GOAL: Below are records to transcribe exactly, without their pictures.

* begin MATERIAL FOR THE TASK *

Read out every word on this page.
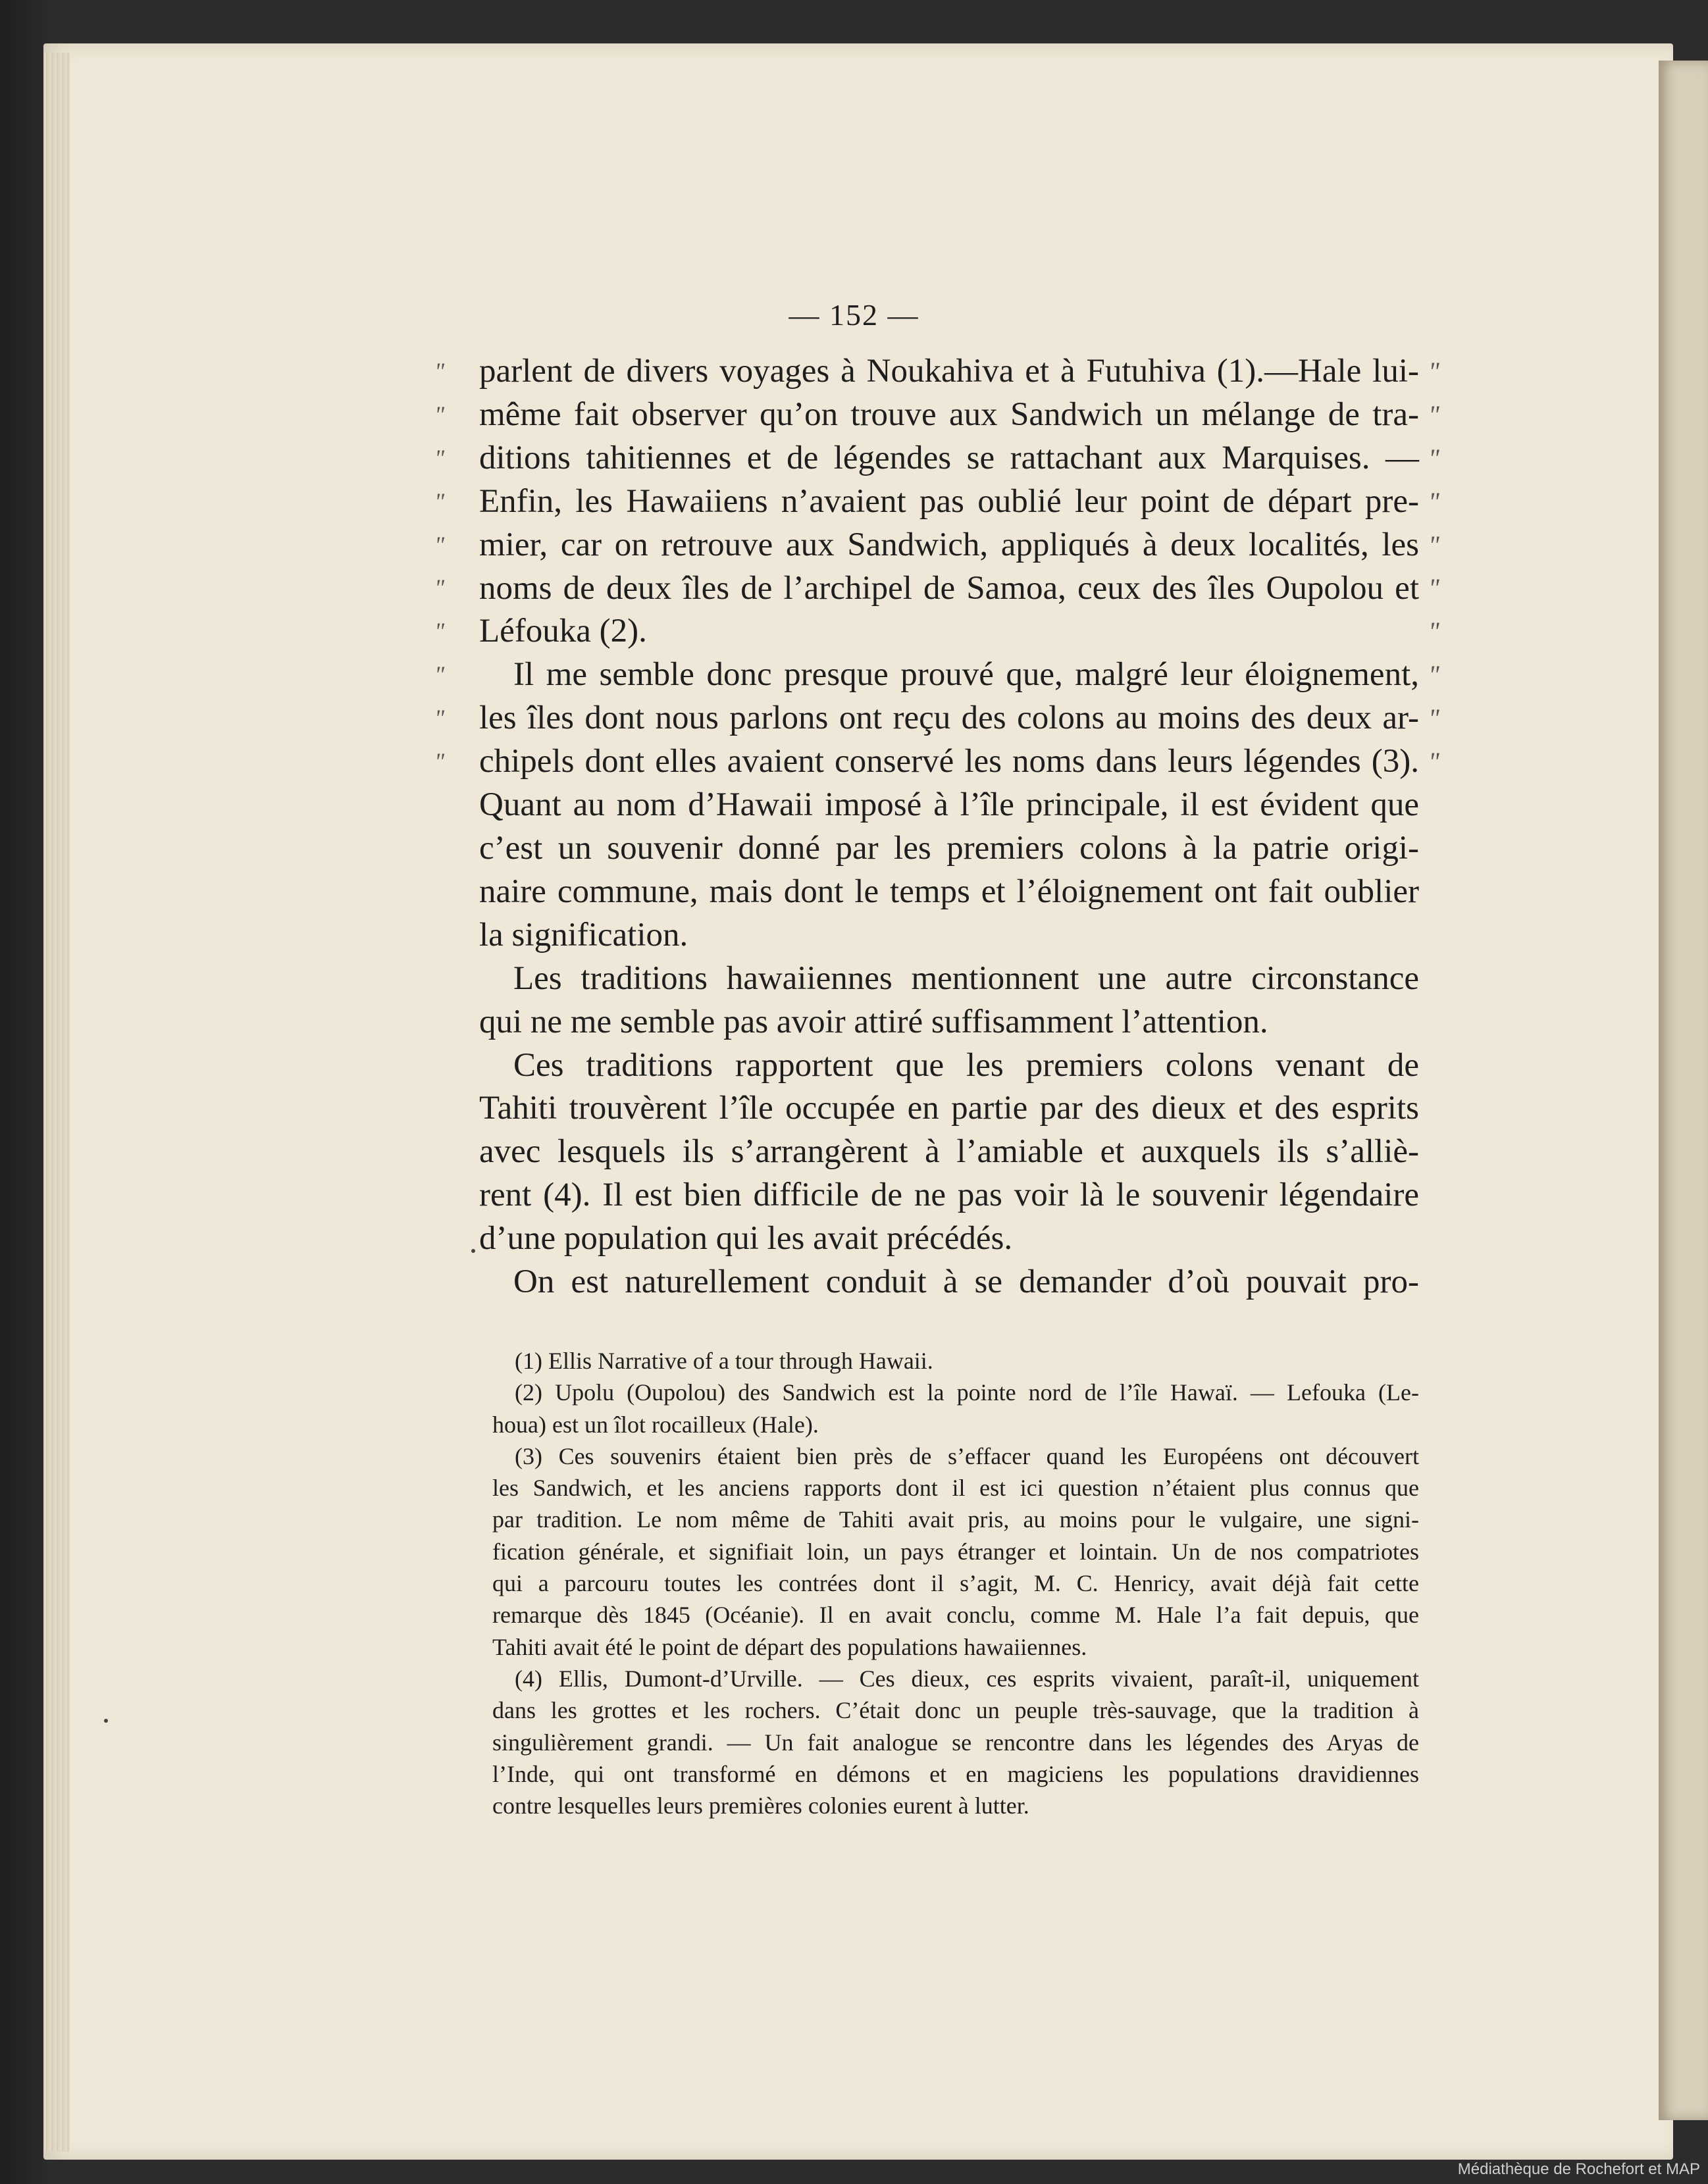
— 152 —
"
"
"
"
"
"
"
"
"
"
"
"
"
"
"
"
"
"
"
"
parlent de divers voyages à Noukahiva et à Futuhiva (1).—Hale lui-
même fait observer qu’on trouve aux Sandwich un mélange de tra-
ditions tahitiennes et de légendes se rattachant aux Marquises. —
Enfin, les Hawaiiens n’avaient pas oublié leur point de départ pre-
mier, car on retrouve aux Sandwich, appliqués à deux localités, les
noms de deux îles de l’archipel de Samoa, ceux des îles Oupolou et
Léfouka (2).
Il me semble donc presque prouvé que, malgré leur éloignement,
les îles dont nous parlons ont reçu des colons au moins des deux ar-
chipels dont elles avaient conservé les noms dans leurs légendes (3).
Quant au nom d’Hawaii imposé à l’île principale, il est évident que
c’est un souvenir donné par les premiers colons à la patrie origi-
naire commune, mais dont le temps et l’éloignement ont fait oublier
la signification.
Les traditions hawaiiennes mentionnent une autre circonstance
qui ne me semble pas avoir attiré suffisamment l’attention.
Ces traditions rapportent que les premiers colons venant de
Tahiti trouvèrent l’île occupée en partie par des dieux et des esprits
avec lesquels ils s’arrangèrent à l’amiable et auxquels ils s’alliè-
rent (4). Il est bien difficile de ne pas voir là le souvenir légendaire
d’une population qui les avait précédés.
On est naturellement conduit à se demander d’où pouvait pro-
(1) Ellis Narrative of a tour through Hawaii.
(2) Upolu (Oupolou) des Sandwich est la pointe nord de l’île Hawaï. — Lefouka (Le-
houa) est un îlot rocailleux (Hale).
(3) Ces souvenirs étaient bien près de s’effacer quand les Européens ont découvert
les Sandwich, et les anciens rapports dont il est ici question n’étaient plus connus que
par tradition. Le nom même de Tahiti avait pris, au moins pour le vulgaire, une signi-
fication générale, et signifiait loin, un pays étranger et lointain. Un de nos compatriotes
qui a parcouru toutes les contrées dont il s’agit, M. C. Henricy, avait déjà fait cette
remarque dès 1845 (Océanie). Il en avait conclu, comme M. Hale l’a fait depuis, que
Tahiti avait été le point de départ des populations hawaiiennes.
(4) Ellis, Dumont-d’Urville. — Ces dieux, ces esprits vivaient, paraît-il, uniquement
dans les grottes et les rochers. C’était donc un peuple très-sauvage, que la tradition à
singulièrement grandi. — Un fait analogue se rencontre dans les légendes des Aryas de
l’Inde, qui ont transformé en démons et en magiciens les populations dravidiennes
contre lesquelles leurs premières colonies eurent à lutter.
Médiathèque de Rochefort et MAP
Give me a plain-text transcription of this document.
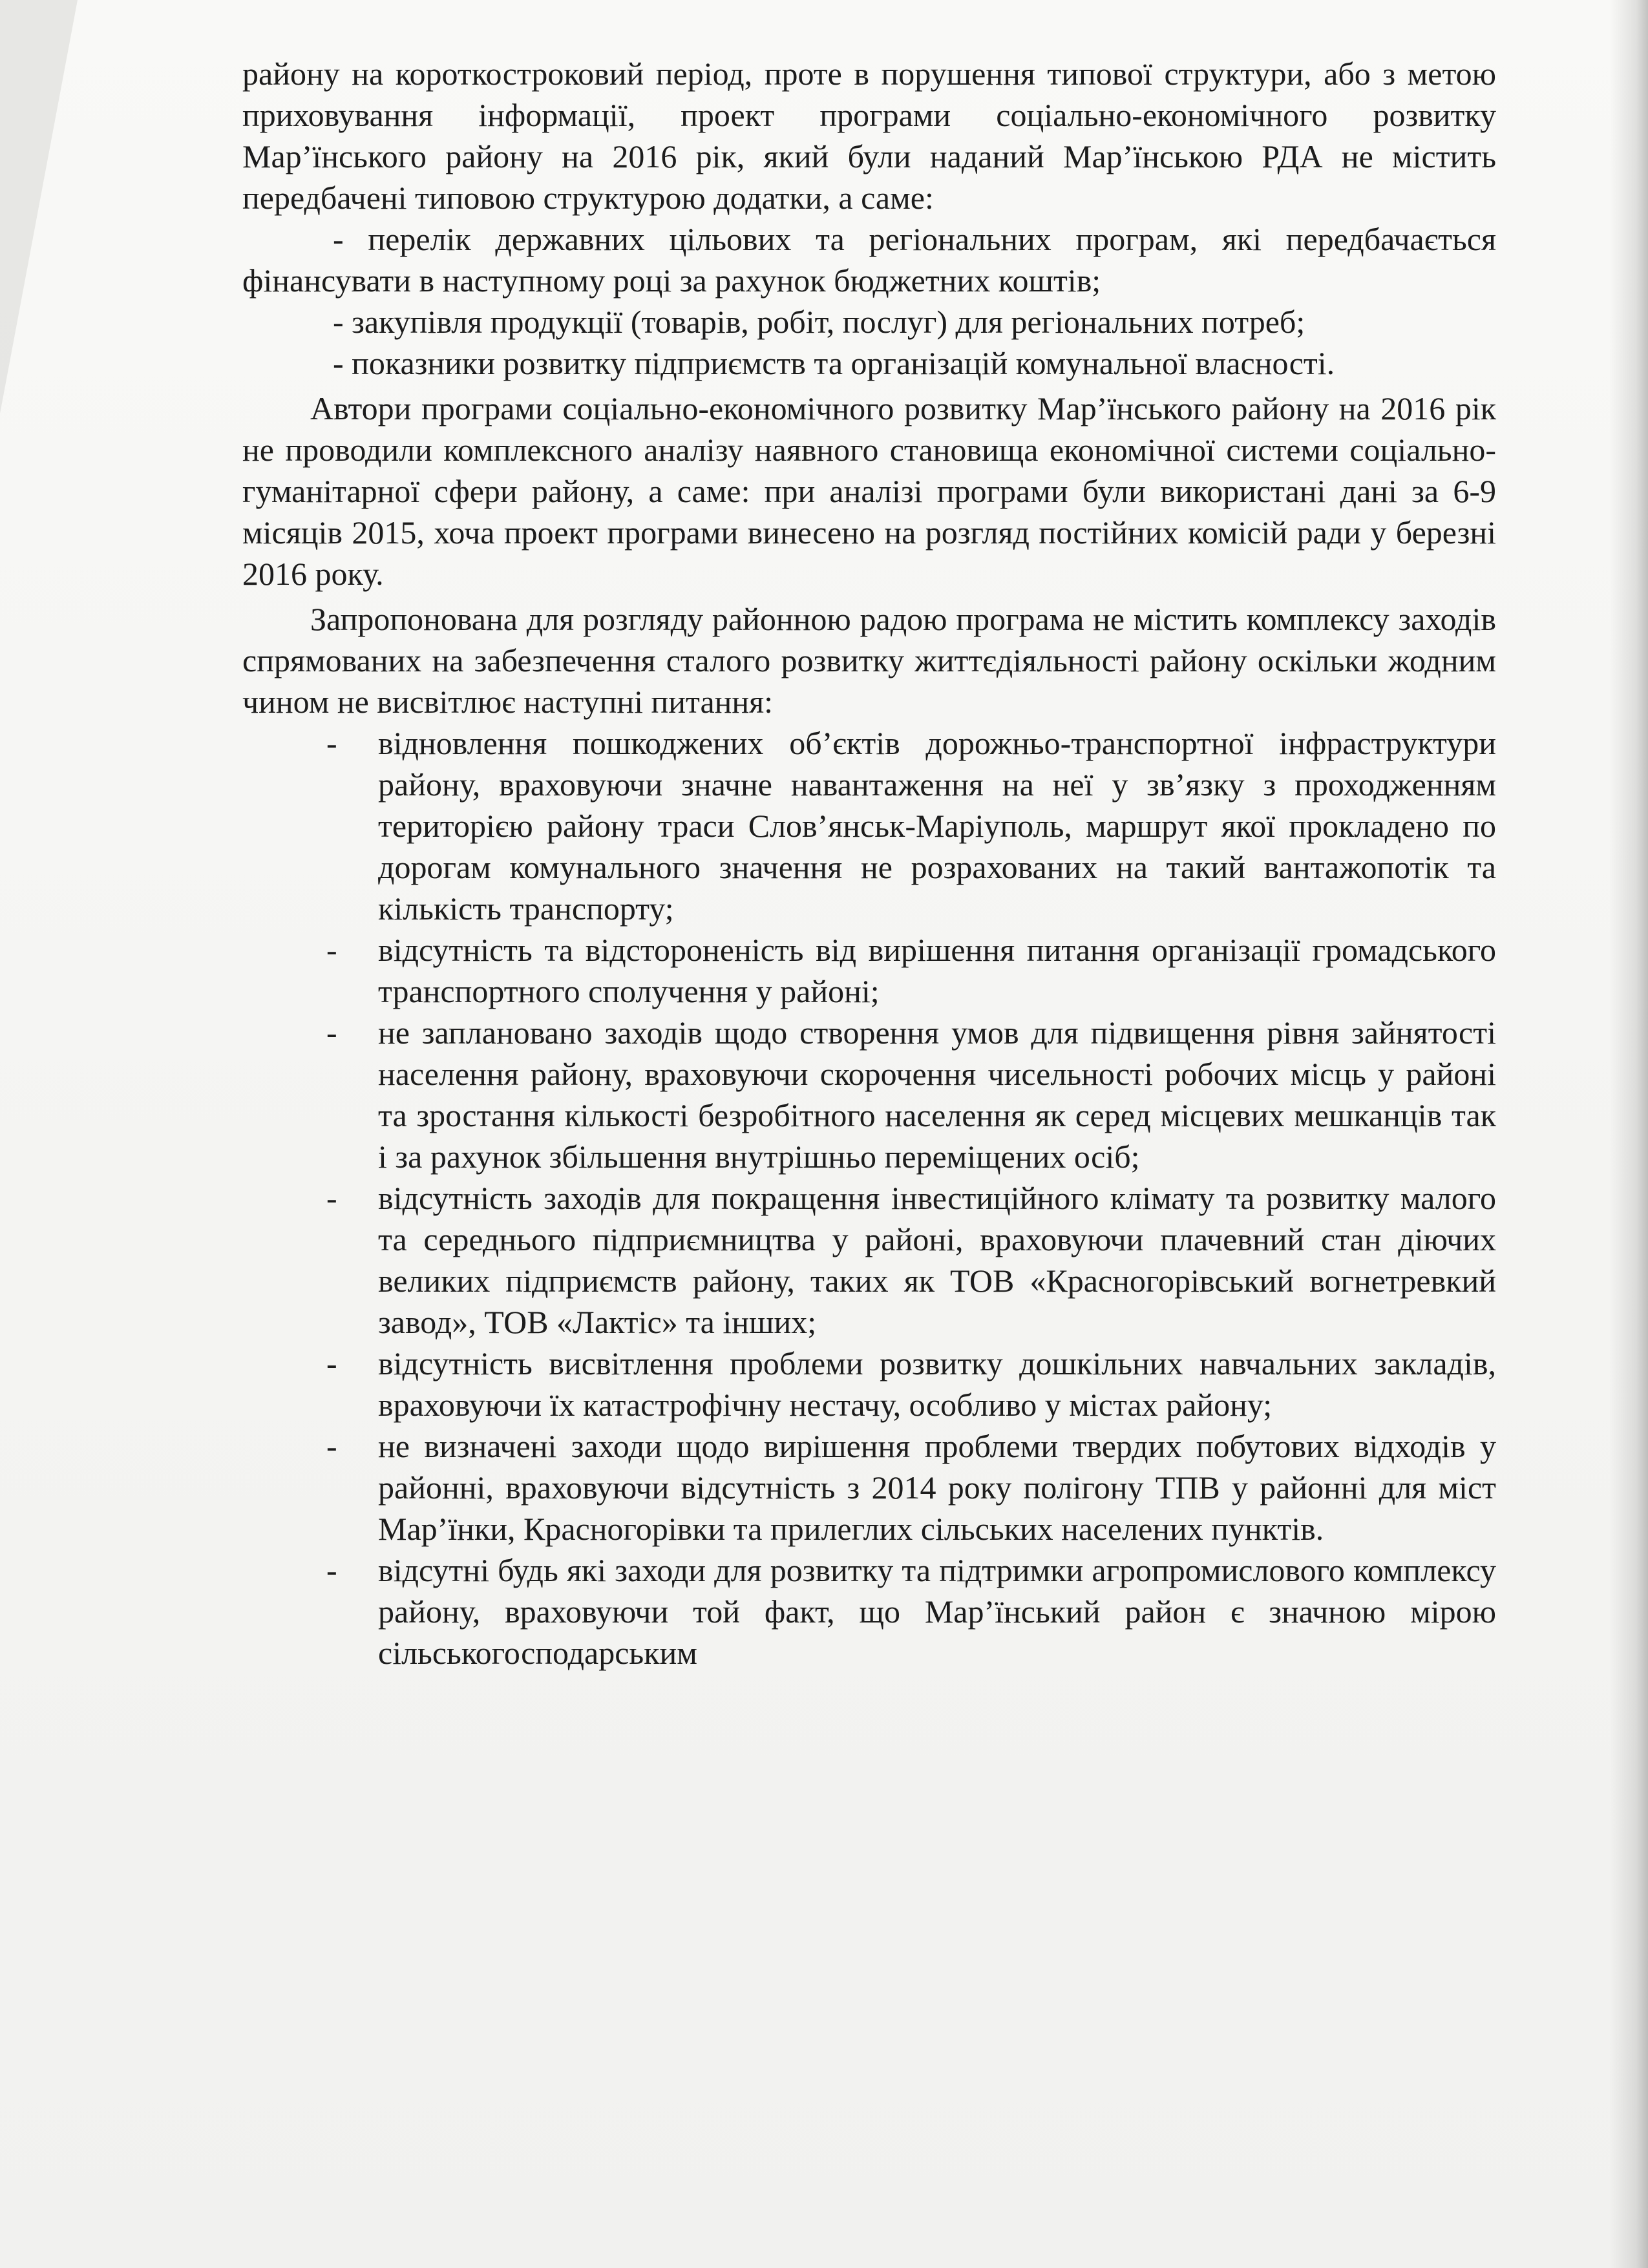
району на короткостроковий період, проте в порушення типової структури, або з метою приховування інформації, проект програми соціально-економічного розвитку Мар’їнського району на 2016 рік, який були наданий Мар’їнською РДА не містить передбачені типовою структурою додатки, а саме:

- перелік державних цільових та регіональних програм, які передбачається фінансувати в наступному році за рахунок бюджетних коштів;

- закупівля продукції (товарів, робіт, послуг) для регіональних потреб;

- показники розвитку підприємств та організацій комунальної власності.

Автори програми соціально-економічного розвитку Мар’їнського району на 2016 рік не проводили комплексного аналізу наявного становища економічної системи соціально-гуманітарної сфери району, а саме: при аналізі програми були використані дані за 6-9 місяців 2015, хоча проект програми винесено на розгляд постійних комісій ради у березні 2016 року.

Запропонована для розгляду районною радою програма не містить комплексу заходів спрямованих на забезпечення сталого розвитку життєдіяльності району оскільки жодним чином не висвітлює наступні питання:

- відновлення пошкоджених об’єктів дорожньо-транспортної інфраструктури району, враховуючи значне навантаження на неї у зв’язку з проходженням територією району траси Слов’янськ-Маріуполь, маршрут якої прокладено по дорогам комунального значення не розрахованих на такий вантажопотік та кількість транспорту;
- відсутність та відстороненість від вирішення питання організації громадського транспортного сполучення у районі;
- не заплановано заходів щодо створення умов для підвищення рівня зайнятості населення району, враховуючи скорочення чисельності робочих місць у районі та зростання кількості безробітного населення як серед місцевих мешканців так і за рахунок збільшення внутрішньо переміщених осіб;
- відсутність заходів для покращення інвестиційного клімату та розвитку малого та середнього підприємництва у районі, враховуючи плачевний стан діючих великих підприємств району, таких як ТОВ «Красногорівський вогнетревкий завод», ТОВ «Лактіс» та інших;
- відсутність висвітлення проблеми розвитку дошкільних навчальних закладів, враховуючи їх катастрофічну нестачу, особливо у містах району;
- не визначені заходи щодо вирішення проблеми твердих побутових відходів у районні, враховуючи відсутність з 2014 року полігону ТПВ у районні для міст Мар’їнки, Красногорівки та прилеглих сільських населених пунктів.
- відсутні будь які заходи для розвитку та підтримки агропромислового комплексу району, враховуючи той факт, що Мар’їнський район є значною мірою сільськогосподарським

* end MATERIAL FOR THE TASK *

TASK ANSWER:
Read out every word on this page.
— 152 —
"
"
"
"
"
"
"
"
"
"
"
"
"
"
"
"
"
"
"
"
parlent de divers voyages à Noukahiva et à Futuhiva (1).—Hale lui-
même fait observer qu’on trouve aux Sandwich un mélange de tra-
ditions tahitiennes et de légendes se rattachant aux Marquises. —
Enfin, les Hawaiiens n’avaient pas oublié leur point de départ pre-
mier, car on retrouve aux Sandwich, appliqués à deux localités, les
noms de deux îles de l’archipel de Samoa, ceux des îles Oupolou et
Léfouka (2).
Il me semble donc presque prouvé que, malgré leur éloignement,
les îles dont nous parlons ont reçu des colons au moins des deux ar-
chipels dont elles avaient conservé les noms dans leurs légendes (3).
Quant au nom d’Hawaii imposé à l’île principale, il est évident que
c’est un souvenir donné par les premiers colons à la patrie origi-
naire commune, mais dont le temps et l’éloignement ont fait oublier
la signification.
Les traditions hawaiiennes mentionnent une autre circonstance
qui ne me semble pas avoir attiré suffisamment l’attention.
Ces traditions rapportent que les premiers colons venant de
Tahiti trouvèrent l’île occupée en partie par des dieux et des esprits
avec lesquels ils s’arrangèrent à l’amiable et auxquels ils s’alliè-
rent (4). Il est bien difficile de ne pas voir là le souvenir légendaire
d’une population qui les avait précédés.
On est naturellement conduit à se demander d’où pouvait pro-
(1) Ellis Narrative of a tour through Hawaii.
(2) Upolu (Oupolou) des Sandwich est la pointe nord de l’île Hawaï. — Lefouka (Le-
houa) est un îlot rocailleux (Hale).
(3) Ces souvenirs étaient bien près de s’effacer quand les Européens ont découvert
les Sandwich, et les anciens rapports dont il est ici question n’étaient plus connus que
par tradition. Le nom même de Tahiti avait pris, au moins pour le vulgaire, une signi-
fication générale, et signifiait loin, un pays étranger et lointain. Un de nos compatriotes
qui a parcouru toutes les contrées dont il s’agit, M. C. Henricy, avait déjà fait cette
remarque dès 1845 (Océanie). Il en avait conclu, comme M. Hale l’a fait depuis, que
Tahiti avait été le point de départ des populations hawaiiennes.
(4) Ellis, Dumont-d’Urville. — Ces dieux, ces esprits vivaient, paraît-il, uniquement
dans les grottes et les rochers. C’était donc un peuple très-sauvage, que la tradition à
singulièrement grandi. — Un fait analogue se rencontre dans les légendes des Aryas de
l’Inde, qui ont transformé en démons et en magiciens les populations dravidiennes
contre lesquelles leurs premières colonies eurent à lutter.
Médiathèque de Rochefort et MAP
Give me a plain-text transcription of this document.
району на короткостроковий період, проте в порушення типової структури, або з метою приховування інформації, проект програми соціально-економічного розвитку Мар’їнського району на 2016 рік, який були наданий Мар’їнською РДА не містить передбачені типовою структурою додатки, а саме:

- перелік державних цільових та регіональних програм, які передбачається фінансувати в наступному році за рахунок бюджетних коштів;

- закупівля продукції (товарів, робіт, послуг) для регіональних потреб;

- показники розвитку підприємств та організацій комунальної власності.

Автори програми соціально-економічного розвитку Мар’їнського району на 2016 рік не проводили комплексного аналізу наявного становища економічної системи соціально-гуманітарної сфери району, а саме: при аналізі програми були використані дані за 6-9 місяців 2015, хоча проект програми винесено на розгляд постійних комісій ради у березні 2016 року.

Запропонована для розгляду районною радою програма не містить комплексу заходів спрямованих на забезпечення сталого розвитку життєдіяльності району оскільки жодним чином не висвітлює наступні питання:

- відновлення пошкоджених об’єктів дорожньо-транспортної інфраструктури району, враховуючи значне навантаження на неї у зв’язку з проходженням територією району траси Слов’янськ-Маріуполь, маршрут якої прокладено по дорогам комунального значення не розрахованих на такий вантажопотік та кількість транспорту;
- відсутність та відстороненість від вирішення питання організації громадського транспортного сполучення у районі;
- не заплановано заходів щодо створення умов для підвищення рівня зайнятості населення району, враховуючи скорочення чисельності робочих місць у районі та зростання кількості безробітного населення як серед місцевих мешканців так і за рахунок збільшення внутрішньо переміщених осіб;
- відсутність заходів для покращення інвестиційного клімату та розвитку малого та середнього підприємництва у районі, враховуючи плачевний стан діючих великих підприємств району, таких як ТОВ «Красногорівський вогнетревкий завод», ТОВ «Лактіс» та інших;
- відсутність висвітлення проблеми розвитку дошкільних навчальних закладів, враховуючи їх катастрофічну нестачу, особливо у містах району;
- не визначені заходи щодо вирішення проблеми твердих побутових відходів у районні, враховуючи відсутність з 2014 року полігону ТПВ у районні для міст Мар’їнки, Красногорівки та прилеглих сільських населених пунктів.
- відсутні будь які заходи для розвитку та підтримки агропромислового комплексу району, враховуючи той факт, що Мар’їнський район є значною мірою сільськогосподарським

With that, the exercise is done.